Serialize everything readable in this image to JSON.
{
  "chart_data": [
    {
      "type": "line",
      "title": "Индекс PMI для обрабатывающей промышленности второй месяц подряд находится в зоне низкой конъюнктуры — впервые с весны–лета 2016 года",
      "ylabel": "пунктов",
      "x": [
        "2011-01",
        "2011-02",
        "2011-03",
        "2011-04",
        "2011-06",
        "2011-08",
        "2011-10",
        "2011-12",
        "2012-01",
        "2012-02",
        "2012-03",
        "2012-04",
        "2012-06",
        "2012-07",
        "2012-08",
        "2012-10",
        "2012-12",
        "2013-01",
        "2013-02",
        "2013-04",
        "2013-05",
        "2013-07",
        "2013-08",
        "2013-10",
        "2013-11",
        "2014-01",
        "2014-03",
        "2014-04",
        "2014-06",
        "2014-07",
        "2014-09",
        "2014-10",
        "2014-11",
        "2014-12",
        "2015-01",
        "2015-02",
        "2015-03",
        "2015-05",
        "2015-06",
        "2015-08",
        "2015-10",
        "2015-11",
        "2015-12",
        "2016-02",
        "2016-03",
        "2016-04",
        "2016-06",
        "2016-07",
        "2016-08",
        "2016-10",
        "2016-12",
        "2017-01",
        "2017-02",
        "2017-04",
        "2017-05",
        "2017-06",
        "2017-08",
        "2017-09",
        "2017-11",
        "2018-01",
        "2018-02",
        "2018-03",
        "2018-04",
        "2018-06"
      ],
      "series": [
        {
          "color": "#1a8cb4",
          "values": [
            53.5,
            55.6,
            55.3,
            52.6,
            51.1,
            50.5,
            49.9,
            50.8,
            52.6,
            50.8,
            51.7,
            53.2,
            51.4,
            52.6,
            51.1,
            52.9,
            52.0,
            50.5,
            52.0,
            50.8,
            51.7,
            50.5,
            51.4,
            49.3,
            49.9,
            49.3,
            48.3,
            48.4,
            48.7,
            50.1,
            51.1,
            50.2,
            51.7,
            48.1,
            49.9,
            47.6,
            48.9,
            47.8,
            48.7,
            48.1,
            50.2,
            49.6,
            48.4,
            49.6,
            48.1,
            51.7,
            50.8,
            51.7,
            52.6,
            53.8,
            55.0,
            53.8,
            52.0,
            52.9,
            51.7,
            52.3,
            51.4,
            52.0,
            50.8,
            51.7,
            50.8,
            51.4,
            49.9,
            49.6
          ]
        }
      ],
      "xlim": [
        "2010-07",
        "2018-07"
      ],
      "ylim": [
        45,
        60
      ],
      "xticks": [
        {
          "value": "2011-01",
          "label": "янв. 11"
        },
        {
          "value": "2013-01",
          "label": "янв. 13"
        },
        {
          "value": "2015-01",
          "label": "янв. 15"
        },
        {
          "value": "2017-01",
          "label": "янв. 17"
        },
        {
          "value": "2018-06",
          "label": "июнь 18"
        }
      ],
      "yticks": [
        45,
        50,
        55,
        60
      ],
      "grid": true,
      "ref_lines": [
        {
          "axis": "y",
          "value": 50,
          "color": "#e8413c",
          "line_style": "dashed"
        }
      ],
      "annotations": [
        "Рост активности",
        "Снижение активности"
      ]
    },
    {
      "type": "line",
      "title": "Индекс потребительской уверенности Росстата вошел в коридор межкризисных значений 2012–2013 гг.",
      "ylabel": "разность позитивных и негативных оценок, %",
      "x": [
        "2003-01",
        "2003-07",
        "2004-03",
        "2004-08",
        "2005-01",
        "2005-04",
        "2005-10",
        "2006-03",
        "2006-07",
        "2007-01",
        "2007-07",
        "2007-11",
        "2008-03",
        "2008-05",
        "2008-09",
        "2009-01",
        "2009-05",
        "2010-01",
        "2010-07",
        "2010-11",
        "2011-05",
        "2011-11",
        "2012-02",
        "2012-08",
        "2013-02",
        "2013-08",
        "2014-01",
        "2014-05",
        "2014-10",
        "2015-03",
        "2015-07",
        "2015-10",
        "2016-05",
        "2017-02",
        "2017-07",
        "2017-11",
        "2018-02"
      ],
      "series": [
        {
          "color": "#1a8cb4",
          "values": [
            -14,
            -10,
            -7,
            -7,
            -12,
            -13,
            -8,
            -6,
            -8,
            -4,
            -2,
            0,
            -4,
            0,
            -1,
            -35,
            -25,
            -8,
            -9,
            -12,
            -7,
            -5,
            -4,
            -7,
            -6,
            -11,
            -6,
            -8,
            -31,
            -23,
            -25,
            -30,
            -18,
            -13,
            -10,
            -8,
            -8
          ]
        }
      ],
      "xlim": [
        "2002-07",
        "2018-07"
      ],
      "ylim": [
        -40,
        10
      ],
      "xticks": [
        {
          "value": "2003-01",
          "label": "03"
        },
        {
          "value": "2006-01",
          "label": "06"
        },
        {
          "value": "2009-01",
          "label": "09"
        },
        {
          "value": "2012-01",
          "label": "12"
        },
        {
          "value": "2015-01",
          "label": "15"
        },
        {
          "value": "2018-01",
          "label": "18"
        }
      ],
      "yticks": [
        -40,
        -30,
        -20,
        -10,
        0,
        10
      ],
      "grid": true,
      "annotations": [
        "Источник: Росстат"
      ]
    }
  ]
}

|---|

**The exercise**:
Write out the entries in full, exactly as given.

**Response to the exercise**:
Serialize everything readable in this image to JSON.
{
  "chart_data": [
    {
      "type": "line",
      "title": "Индекс PMI для обрабатывающей промышленности второй месяц подряд находится в зоне низкой конъюнктуры — впервые с весны–лета 2016 года",
      "ylabel": "пунктов",
      "x": [
        "2011-01",
        "2011-02",
        "2011-03",
        "2011-04",
        "2011-06",
        "2011-08",
        "2011-10",
        "2011-12",
        "2012-01",
        "2012-02",
        "2012-03",
        "2012-04",
        "2012-06",
        "2012-07",
        "2012-08",
        "2012-10",
        "2012-12",
        "2013-01",
        "2013-02",
        "2013-04",
        "2013-05",
        "2013-07",
        "2013-08",
        "2013-10",
        "2013-11",
        "2014-01",
        "2014-03",
        "2014-04",
        "2014-06",
        "2014-07",
        "2014-09",
        "2014-10",
        "2014-11",
        "2014-12",
        "2015-01",
        "2015-02",
        "2015-03",
        "2015-05",
        "2015-06",
        "2015-08",
        "2015-10",
        "2015-11",
        "2015-12",
        "2016-02",
        "2016-03",
        "2016-04",
        "2016-06",
        "2016-07",
        "2016-08",
        "2016-10",
        "2016-12",
        "2017-01",
        "2017-02",
        "2017-04",
        "2017-05",
        "2017-06",
        "2017-08",
        "2017-09",
        "2017-11",
        "2018-01",
        "2018-02",
        "2018-03",
        "2018-04",
        "2018-06"
      ],
      "series": [
        {
          "color": "#1a8cb4",
          "values": [
            53.5,
            55.6,
            55.3,
            52.6,
            51.1,
            50.5,
            49.9,
            50.8,
            52.6,
            50.8,
            51.7,
            53.2,
            51.4,
            52.6,
            51.1,
            52.9,
            52.0,
            50.5,
            52.0,
            50.8,
            51.7,
            50.5,
            51.4,
            49.3,
            49.9,
            49.3,
            48.3,
            48.4,
            48.7,
            50.1,
            51.1,
            50.2,
            51.7,
            48.1,
            49.9,
            47.6,
            48.9,
            47.8,
            48.7,
            48.1,
            50.2,
            49.6,
            48.4,
            49.6,
            48.1,
            51.7,
            50.8,
            51.7,
            52.6,
            53.8,
            55.0,
            53.8,
            52.0,
            52.9,
            51.7,
            52.3,
            51.4,
            52.0,
            50.8,
            51.7,
            50.8,
            51.4,
            49.9,
            49.6
          ]
        }
      ],
      "xlim": [
        "2010-07",
        "2018-07"
      ],
      "ylim": [
        45,
        60
      ],
      "xticks": [
        {
          "value": "2011-01",
          "label": "янв. 11"
        },
        {
          "value": "2013-01",
          "label": "янв. 13"
        },
        {
          "value": "2015-01",
          "label": "янв. 15"
        },
        {
          "value": "2017-01",
          "label": "янв. 17"
        },
        {
          "value": "2018-06",
          "label": "июнь 18"
        }
      ],
      "yticks": [
        45,
        50,
        55,
        60
      ],
      "grid": true,
      "ref_lines": [
        {
          "axis": "y",
          "value": 50,
          "color": "#e8413c",
          "line_style": "dashed"
        }
      ],
      "annotations": [
        "Рост активности",
        "Снижение активности"
      ]
    },
    {
      "type": "line",
      "title": "Индекс потребительской уверенности Росстата вошел в коридор межкризисных значений 2012–2013 гг.",
      "ylabel": "разность позитивных и негативных оценок, %",
      "x": [
        "2003-01",
        "2003-07",
        "2004-03",
        "2004-08",
        "2005-01",
        "2005-04",
        "2005-10",
        "2006-03",
        "2006-07",
        "2007-01",
        "2007-07",
        "2007-11",
        "2008-03",
        "2008-05",
        "2008-09",
        "2009-01",
        "2009-05",
        "2010-01",
        "2010-07",
        "2010-11",
        "2011-05",
        "2011-11",
        "2012-02",
        "2012-08",
        "2013-02",
        "2013-08",
        "2014-01",
        "2014-05",
        "2014-10",
        "2015-03",
        "2015-07",
        "2015-10",
        "2016-05",
        "2017-02",
        "2017-07",
        "2017-11",
        "2018-02"
      ],
      "series": [
        {
          "color": "#1a8cb4",
          "values": [
            -14,
            -10,
            -7,
            -7,
            -12,
            -13,
            -8,
            -6,
            -8,
            -4,
            -2,
            0,
            -4,
            0,
            -1,
            -35,
            -25,
            -8,
            -9,
            -12,
            -7,
            -5,
            -4,
            -7,
            -6,
            -11,
            -6,
            -8,
            -31,
            -23,
            -25,
            -30,
            -18,
            -13,
            -10,
            -8,
            -8
          ]
        }
      ],
      "xlim": [
        "2002-07",
        "2018-07"
      ],
      "ylim": [
        -40,
        10
      ],
      "xticks": [
        {
          "value": "2003-01",
          "label": "03"
        },
        {
          "value": "2006-01",
          "label": "06"
        },
        {
          "value": "2009-01",
          "label": "09"
        },
        {
          "value": "2012-01",
          "label": "12"
        },
        {
          "value": "2015-01",
          "label": "15"
        },
        {
          "value": "2018-01",
          "label": "18"
        }
      ],
      "yticks": [
        -40,
        -30,
        -20,
        -10,
        0,
        10
      ],
      "grid": true,
      "annotations": [
        "Источник: Росстат"
      ]
    }
  ]
}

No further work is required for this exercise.